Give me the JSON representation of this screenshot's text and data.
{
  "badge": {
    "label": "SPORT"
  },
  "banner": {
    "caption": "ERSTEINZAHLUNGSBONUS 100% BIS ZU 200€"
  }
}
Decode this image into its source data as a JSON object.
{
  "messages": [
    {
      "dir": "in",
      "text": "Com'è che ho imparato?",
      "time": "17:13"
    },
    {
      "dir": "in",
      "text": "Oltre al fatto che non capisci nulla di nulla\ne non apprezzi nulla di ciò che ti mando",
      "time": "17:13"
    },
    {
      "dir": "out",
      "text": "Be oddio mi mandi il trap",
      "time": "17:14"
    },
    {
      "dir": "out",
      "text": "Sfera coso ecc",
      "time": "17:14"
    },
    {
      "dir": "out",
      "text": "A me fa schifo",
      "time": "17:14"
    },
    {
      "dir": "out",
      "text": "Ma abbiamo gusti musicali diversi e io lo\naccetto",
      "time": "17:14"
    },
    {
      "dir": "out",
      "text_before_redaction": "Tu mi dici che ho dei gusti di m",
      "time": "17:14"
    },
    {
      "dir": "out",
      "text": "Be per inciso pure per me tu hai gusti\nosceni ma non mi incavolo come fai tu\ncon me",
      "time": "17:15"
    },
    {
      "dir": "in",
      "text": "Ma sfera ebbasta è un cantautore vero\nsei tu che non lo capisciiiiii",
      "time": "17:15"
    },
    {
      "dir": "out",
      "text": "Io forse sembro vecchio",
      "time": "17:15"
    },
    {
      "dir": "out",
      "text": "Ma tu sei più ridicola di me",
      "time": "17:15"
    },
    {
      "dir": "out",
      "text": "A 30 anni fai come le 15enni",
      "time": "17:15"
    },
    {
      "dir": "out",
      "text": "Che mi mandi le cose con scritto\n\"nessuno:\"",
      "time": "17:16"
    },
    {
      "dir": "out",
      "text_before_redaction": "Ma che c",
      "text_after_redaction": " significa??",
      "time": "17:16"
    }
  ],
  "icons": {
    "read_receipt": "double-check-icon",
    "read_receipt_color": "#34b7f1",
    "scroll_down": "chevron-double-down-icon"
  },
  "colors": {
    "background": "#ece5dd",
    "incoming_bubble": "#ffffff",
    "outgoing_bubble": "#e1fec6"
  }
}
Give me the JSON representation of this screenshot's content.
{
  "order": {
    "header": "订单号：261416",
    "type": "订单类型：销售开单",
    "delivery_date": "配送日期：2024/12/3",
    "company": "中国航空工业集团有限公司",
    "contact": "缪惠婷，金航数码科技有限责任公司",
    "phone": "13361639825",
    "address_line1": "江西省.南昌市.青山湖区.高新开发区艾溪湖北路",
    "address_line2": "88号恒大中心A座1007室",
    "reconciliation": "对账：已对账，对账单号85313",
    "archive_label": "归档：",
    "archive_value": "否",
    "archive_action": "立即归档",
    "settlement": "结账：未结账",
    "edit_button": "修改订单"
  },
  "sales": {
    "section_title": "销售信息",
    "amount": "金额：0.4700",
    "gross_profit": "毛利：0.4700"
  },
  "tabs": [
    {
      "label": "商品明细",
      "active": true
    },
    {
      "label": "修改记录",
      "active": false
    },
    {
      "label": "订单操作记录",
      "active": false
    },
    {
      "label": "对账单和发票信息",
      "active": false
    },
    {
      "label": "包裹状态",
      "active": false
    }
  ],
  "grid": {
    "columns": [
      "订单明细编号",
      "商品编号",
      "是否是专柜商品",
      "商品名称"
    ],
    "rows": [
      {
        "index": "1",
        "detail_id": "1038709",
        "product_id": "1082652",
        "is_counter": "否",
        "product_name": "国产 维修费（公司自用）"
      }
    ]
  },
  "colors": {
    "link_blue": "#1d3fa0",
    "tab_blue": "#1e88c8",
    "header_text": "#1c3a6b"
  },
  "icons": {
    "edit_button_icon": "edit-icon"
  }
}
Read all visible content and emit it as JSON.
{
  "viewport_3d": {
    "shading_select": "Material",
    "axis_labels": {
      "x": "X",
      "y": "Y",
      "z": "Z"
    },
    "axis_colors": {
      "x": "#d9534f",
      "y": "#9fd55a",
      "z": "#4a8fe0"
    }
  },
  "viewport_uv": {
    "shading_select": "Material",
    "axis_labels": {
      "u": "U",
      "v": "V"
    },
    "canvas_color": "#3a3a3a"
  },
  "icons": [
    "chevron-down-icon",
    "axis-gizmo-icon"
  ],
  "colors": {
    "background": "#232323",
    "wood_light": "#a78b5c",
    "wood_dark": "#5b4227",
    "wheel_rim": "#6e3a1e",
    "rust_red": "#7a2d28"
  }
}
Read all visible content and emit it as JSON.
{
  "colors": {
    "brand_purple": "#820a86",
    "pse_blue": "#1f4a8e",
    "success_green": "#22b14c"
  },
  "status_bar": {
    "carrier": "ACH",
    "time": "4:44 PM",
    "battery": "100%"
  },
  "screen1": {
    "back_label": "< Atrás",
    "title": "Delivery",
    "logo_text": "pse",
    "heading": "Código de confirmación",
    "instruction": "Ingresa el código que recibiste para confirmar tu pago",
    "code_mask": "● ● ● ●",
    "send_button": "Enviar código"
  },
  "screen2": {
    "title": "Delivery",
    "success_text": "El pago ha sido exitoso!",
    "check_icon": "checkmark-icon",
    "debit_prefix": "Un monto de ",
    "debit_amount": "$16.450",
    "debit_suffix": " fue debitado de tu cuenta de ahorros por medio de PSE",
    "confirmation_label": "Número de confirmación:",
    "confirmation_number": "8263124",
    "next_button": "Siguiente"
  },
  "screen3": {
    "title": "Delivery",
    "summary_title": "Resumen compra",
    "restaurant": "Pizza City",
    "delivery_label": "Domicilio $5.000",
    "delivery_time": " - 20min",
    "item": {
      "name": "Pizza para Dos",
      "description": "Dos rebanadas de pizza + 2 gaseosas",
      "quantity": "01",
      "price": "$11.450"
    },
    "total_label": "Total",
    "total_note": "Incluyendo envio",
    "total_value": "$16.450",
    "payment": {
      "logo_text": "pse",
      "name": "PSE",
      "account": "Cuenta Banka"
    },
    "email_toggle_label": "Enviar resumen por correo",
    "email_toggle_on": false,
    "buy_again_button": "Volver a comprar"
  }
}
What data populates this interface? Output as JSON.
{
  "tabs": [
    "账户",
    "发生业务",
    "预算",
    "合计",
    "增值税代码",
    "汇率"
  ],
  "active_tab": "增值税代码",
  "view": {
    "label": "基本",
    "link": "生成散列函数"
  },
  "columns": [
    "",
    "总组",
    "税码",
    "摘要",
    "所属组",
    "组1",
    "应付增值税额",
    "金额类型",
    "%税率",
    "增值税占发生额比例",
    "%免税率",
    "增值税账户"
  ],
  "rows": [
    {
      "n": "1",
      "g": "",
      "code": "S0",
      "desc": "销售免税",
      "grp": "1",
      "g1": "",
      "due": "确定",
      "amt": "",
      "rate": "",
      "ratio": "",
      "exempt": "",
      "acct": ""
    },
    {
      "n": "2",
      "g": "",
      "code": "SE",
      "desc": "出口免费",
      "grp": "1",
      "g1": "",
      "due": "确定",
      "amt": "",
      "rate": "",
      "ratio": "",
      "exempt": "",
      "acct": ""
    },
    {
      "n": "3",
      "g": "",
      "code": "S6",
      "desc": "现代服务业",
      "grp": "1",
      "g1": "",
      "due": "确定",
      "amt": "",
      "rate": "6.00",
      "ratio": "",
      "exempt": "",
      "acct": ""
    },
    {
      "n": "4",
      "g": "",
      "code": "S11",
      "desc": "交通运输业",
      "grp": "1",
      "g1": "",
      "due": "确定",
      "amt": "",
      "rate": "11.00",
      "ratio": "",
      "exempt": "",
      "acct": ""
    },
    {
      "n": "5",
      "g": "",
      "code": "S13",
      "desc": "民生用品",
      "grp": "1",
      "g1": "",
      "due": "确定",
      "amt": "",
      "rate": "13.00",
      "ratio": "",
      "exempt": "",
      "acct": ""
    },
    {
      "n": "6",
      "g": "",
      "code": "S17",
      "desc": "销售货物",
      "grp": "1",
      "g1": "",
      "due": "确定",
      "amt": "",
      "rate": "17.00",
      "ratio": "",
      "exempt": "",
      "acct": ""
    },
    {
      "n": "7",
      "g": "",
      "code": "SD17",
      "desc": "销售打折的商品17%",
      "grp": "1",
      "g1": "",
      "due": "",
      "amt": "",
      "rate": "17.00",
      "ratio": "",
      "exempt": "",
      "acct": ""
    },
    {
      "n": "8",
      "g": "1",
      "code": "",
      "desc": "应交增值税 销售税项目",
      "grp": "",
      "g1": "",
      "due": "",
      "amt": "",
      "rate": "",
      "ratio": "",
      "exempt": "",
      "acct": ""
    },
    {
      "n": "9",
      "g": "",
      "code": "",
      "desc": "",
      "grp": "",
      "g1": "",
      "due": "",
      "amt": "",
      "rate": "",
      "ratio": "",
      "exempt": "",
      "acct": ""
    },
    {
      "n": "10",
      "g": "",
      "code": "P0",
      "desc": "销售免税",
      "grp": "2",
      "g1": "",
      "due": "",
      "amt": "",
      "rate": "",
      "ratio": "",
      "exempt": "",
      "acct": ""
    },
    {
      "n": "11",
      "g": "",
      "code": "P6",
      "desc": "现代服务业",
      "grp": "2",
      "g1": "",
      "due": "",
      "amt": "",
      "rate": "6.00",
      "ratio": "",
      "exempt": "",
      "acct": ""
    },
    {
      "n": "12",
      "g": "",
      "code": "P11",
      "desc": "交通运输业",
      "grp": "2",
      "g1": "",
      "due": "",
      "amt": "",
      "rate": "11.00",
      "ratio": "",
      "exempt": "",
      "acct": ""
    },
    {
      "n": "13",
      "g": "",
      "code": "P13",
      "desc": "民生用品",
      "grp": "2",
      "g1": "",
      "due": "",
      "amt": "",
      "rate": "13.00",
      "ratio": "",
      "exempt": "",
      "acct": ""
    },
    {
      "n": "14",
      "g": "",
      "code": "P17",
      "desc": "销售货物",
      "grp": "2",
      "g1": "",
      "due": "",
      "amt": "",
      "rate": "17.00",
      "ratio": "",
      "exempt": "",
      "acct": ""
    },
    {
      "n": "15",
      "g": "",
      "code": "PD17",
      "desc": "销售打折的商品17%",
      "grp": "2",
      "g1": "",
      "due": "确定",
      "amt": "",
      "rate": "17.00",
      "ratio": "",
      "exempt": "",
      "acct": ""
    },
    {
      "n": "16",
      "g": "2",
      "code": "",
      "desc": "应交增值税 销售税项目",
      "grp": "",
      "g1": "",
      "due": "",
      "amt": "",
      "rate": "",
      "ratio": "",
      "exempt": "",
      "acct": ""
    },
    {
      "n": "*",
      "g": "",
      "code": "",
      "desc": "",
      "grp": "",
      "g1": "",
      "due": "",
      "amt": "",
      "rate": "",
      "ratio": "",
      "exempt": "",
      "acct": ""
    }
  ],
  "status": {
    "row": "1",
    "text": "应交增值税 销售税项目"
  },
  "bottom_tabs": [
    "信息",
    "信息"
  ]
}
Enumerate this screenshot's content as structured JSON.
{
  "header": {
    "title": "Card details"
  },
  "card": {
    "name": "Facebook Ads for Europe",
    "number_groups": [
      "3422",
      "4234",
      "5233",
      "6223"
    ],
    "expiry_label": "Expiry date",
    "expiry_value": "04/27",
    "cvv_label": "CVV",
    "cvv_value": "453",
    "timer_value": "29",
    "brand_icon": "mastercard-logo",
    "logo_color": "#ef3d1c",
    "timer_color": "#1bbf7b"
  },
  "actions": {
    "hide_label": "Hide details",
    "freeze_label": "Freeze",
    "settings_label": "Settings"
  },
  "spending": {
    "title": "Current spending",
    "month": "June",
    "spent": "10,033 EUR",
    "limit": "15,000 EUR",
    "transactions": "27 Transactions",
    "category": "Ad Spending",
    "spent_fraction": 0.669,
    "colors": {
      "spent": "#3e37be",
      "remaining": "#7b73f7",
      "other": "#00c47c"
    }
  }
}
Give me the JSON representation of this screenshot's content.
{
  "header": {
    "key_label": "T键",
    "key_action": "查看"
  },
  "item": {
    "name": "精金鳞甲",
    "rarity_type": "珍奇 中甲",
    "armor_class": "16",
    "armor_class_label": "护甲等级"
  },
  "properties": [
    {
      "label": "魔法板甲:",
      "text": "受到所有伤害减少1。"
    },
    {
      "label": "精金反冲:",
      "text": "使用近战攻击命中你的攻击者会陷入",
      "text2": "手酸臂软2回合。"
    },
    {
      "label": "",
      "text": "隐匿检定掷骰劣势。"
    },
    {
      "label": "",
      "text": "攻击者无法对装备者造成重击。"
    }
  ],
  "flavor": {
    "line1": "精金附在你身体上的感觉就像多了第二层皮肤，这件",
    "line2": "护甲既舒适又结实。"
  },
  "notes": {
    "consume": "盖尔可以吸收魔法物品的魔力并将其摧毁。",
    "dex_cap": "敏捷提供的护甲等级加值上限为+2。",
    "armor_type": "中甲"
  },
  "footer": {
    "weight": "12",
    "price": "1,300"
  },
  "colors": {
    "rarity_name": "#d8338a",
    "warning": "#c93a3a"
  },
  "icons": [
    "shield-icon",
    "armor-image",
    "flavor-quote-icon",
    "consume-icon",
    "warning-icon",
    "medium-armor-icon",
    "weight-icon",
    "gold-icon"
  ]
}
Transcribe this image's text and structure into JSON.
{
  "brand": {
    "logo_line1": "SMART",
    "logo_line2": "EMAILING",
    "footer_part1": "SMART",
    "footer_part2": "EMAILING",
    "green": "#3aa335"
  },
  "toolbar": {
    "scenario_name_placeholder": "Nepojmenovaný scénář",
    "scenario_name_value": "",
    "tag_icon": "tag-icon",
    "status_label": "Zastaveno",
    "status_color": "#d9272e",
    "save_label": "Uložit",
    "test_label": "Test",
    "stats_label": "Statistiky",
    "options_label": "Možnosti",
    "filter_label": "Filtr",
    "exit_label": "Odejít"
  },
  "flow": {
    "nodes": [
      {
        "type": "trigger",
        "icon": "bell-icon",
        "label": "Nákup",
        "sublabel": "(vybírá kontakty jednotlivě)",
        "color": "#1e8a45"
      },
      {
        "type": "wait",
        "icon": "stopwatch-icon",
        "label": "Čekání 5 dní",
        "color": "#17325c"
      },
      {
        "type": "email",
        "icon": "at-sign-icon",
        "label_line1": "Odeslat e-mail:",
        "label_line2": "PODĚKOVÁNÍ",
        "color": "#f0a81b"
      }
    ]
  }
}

------------------------------

Aim: Search the lines for "double". Copy each line that has it.

Solution to the exercise:
    "read_receipt": "double-check-icon",
    "scroll_down": "chevron-double-down-icon"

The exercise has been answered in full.